Brief: Copy out each line of the data that holds the word "called".

Dataset items:
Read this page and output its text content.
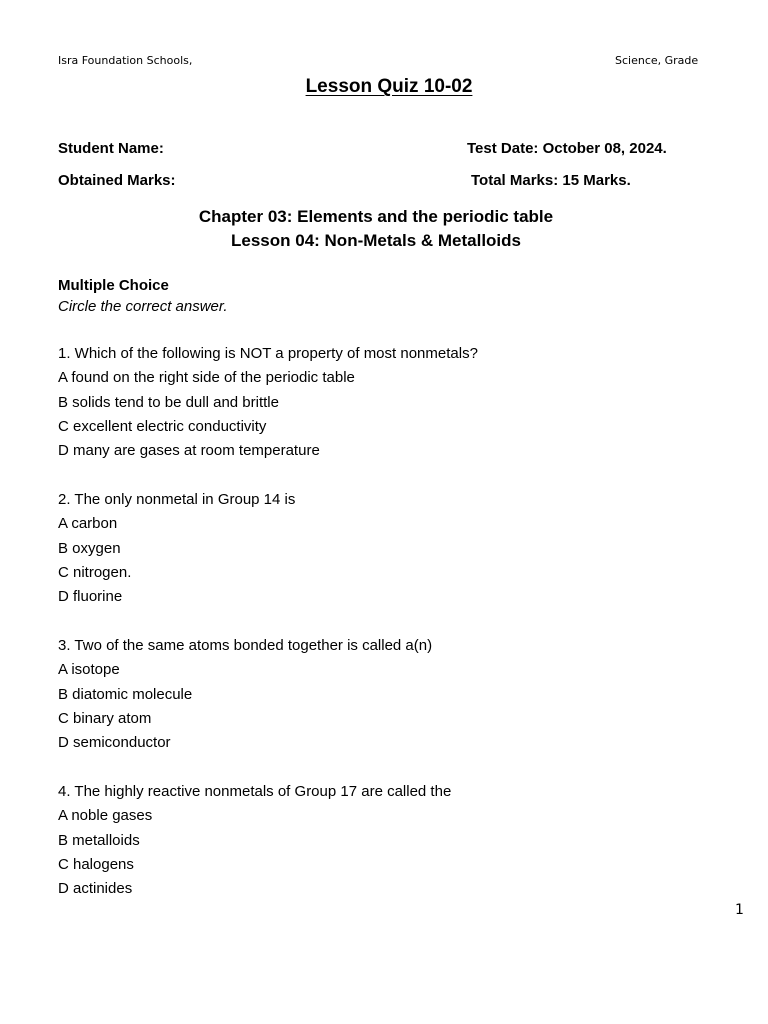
Isra Foundation Schools,	Science, Grade
Lesson Quiz 10-02
Student Name:	Test Date: October 08, 2024.
Obtained Marks:	Total Marks: 15 Marks.
Chapter 03: Elements and the periodic table
Lesson 04: Non-Metals & Metalloids
Multiple Choice
Circle the correct answer.
1. Which of the following is NOT a property of most nonmetals?
A found on the right side of the periodic table
B solids tend to be dull and brittle
C excellent electric conductivity
D many are gases at room temperature
2. The only nonmetal in Group 14 is
A carbon
B oxygen
C nitrogen.
D fluorine
3. Two of the same atoms bonded together is called a(n)
A isotope
B diatomic molecule
C binary atom
D semiconductor
4. The highly reactive nonmetals of Group 17 are called the
A noble gases
B metalloids
C halogens
D actinides
1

Solution:
3. Two of the same atoms bonded together is called a(n)
4. The highly reactive nonmetals of Group 17 are called the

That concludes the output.